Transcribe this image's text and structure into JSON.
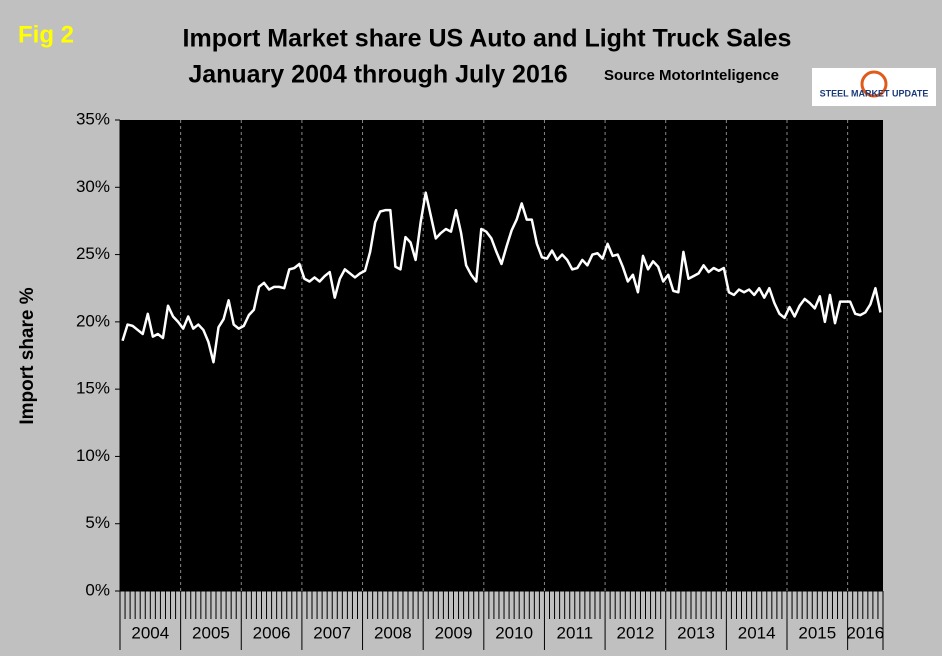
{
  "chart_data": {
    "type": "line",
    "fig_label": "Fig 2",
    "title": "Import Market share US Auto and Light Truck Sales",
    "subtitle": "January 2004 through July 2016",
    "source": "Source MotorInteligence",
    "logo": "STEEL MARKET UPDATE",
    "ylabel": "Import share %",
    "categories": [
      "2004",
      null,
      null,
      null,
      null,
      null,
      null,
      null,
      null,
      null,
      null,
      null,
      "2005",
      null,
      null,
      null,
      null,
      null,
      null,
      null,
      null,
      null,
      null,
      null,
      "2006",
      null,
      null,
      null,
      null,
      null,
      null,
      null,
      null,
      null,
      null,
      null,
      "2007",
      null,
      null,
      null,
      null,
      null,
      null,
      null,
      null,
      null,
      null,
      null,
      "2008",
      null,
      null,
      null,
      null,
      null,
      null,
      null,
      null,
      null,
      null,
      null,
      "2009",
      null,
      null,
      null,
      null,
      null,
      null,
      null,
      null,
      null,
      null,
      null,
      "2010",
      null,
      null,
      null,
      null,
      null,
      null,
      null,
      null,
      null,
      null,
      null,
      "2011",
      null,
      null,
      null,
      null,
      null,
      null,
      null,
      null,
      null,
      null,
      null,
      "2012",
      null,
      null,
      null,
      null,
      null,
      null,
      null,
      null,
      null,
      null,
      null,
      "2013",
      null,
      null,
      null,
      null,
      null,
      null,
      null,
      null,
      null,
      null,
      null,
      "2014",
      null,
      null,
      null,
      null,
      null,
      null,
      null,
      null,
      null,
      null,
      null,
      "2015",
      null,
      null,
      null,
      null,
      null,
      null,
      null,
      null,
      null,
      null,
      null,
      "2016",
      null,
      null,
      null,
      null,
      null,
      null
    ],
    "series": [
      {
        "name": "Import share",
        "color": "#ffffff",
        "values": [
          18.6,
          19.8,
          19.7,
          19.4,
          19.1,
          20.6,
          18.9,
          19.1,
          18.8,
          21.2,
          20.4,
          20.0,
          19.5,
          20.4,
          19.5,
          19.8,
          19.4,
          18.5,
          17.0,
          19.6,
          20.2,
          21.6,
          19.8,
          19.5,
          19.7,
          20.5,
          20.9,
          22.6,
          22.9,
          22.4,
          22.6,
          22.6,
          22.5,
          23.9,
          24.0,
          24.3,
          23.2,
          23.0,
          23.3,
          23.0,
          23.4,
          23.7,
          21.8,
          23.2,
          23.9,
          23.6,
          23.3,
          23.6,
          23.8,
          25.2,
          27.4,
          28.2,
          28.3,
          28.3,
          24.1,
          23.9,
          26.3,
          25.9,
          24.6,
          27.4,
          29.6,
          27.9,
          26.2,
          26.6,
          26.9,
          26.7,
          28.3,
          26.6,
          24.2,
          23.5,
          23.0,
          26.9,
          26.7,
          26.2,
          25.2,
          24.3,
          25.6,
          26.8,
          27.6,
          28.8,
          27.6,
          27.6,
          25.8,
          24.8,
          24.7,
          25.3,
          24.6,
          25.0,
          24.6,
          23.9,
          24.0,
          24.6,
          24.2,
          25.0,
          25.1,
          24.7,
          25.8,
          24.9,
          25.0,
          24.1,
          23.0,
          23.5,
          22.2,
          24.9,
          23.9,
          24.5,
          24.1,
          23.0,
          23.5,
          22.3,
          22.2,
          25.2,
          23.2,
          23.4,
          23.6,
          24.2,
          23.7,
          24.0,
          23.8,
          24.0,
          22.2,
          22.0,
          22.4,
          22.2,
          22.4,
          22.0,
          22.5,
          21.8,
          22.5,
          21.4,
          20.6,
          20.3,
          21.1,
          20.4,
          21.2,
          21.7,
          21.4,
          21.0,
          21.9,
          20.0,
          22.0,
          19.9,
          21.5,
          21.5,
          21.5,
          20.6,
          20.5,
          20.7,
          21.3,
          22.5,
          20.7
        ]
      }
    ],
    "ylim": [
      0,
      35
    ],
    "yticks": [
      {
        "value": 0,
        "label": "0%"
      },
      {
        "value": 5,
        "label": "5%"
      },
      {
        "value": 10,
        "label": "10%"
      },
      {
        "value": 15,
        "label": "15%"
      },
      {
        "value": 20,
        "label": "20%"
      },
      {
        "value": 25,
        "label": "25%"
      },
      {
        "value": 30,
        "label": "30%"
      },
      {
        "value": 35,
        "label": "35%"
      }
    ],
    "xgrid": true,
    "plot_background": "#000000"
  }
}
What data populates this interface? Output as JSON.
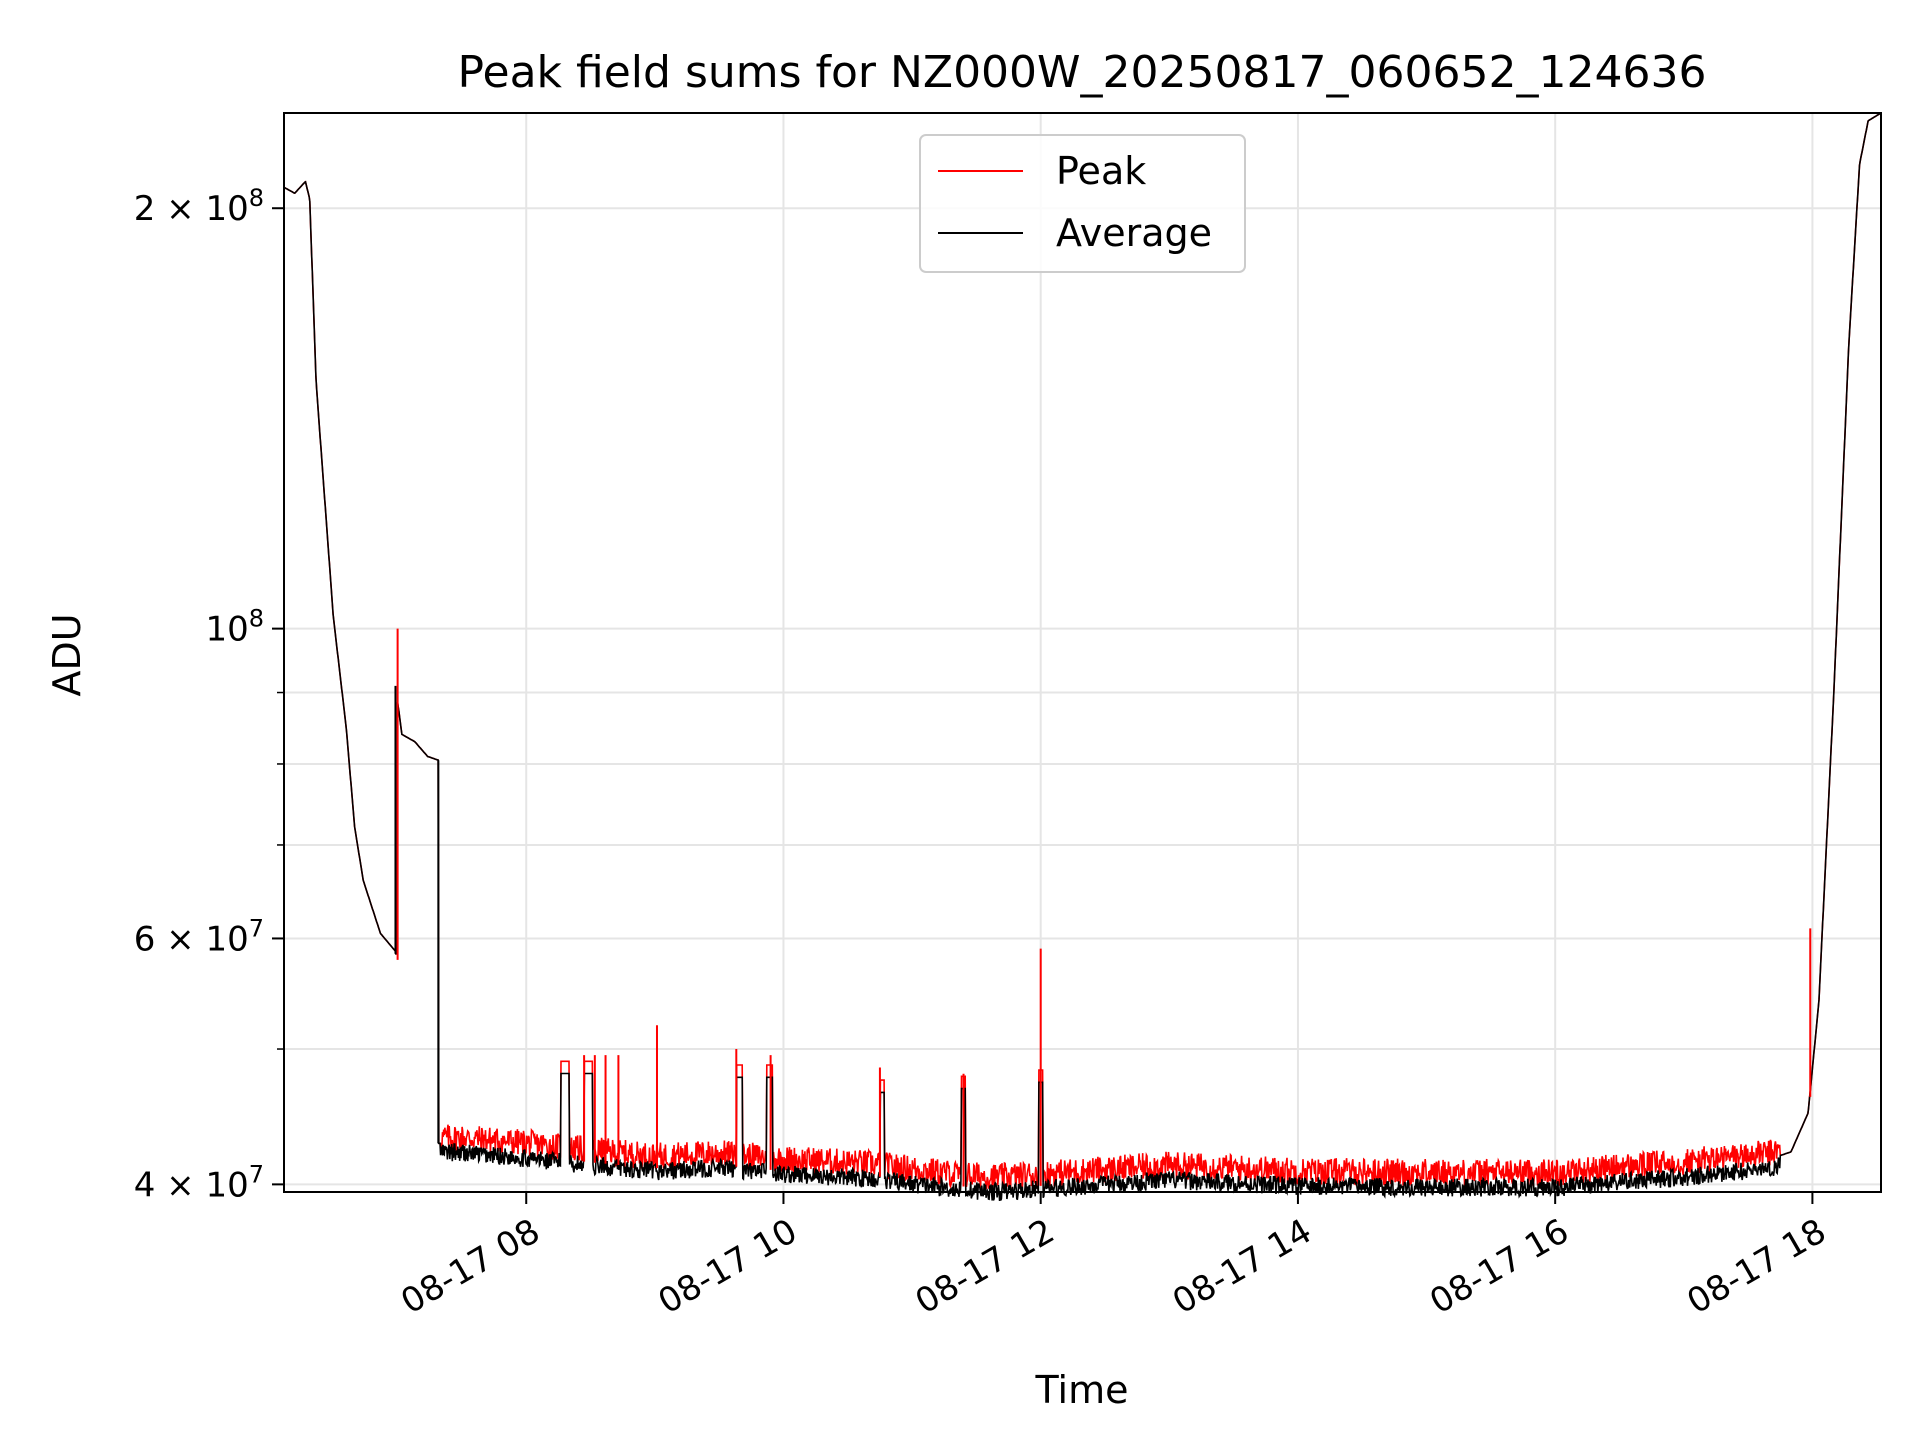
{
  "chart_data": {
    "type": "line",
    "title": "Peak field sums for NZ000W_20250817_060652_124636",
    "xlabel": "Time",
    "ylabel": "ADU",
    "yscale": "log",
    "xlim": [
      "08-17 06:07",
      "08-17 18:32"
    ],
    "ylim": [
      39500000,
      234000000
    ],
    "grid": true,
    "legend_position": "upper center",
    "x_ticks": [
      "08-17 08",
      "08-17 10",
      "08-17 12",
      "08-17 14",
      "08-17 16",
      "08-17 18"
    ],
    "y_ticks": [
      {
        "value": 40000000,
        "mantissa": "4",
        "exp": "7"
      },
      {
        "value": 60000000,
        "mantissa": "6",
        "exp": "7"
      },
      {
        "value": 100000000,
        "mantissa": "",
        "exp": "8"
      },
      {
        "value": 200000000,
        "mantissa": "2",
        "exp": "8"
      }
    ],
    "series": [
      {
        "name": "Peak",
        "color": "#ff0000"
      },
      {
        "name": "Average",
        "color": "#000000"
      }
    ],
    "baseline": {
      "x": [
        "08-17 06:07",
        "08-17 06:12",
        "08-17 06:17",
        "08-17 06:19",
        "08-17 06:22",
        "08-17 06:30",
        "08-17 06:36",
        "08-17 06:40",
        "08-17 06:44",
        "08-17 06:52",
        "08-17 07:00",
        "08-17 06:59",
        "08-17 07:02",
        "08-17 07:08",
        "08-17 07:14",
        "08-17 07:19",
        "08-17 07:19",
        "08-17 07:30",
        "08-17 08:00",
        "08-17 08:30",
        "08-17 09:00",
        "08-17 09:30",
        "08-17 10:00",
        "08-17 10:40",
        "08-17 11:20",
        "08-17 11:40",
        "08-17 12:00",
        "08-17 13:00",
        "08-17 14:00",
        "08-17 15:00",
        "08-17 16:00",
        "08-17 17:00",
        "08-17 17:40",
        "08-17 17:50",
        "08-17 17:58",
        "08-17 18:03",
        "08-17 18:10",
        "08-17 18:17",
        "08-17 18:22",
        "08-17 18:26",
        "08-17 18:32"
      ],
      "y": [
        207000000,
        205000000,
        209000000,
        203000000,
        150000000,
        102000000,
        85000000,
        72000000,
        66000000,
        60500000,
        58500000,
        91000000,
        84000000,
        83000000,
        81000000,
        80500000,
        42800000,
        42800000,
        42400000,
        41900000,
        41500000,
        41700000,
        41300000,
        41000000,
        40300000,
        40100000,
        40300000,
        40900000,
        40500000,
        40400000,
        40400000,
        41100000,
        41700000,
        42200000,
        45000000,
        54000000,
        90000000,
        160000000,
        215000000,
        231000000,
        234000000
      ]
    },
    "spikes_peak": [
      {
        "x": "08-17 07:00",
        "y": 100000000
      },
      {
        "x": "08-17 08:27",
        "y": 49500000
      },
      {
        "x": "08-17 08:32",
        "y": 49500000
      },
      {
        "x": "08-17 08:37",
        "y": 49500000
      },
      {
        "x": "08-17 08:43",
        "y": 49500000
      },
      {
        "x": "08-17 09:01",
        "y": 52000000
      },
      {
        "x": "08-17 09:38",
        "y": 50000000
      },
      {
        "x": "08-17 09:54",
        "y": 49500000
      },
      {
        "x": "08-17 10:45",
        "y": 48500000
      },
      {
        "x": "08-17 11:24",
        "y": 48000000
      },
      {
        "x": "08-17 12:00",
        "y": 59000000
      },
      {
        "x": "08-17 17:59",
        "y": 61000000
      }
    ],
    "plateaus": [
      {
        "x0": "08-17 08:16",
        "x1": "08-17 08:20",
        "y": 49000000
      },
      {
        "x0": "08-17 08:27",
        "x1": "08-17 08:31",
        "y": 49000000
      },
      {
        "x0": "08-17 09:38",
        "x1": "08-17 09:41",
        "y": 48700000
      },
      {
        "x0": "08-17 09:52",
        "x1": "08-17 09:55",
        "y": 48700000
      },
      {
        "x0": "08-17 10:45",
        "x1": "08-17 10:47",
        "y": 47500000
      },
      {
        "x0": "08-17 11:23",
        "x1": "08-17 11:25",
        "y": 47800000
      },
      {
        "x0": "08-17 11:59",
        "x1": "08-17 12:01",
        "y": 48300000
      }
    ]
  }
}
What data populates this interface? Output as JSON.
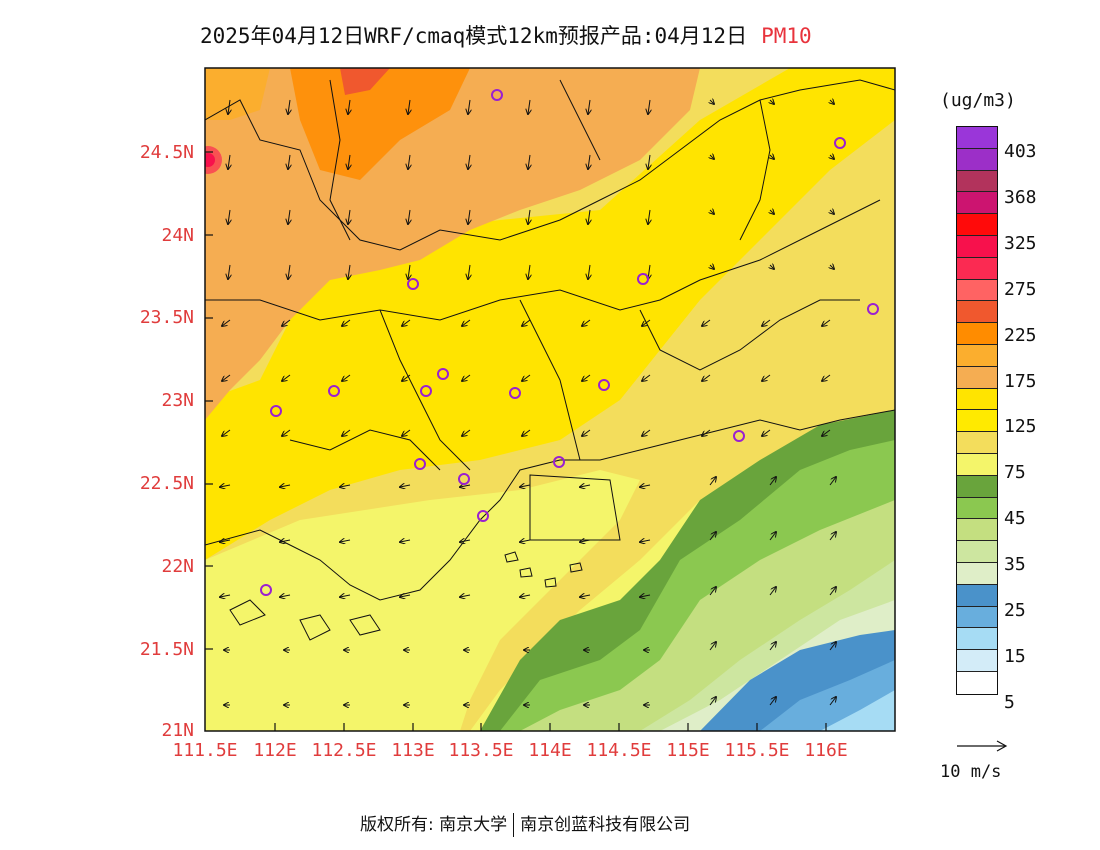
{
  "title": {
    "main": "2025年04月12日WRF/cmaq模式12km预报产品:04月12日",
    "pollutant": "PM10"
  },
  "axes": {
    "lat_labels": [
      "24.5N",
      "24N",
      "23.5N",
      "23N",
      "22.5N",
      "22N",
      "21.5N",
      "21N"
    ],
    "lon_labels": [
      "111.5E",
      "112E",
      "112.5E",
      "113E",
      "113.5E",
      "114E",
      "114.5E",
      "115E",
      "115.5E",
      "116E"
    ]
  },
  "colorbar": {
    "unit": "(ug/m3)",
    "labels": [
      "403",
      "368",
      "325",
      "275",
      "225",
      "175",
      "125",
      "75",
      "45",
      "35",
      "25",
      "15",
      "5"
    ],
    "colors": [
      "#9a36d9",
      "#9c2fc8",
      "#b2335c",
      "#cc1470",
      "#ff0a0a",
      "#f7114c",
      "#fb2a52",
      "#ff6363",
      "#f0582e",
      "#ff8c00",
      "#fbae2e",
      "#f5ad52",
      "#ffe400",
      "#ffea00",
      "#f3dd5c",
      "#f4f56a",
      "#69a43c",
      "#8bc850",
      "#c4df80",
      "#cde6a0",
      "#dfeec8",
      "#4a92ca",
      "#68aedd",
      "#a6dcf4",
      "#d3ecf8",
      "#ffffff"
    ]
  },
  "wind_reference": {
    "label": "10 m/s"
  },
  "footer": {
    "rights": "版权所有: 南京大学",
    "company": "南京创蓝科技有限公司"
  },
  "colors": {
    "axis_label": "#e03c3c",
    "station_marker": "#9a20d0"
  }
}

### What is asked
Show every line from the entries above in which "mantissa" appears.

### Answer for the task
        "mantissa": "4",
        "mantissa": "6",
        "mantissa": "",
        "mantissa": "2",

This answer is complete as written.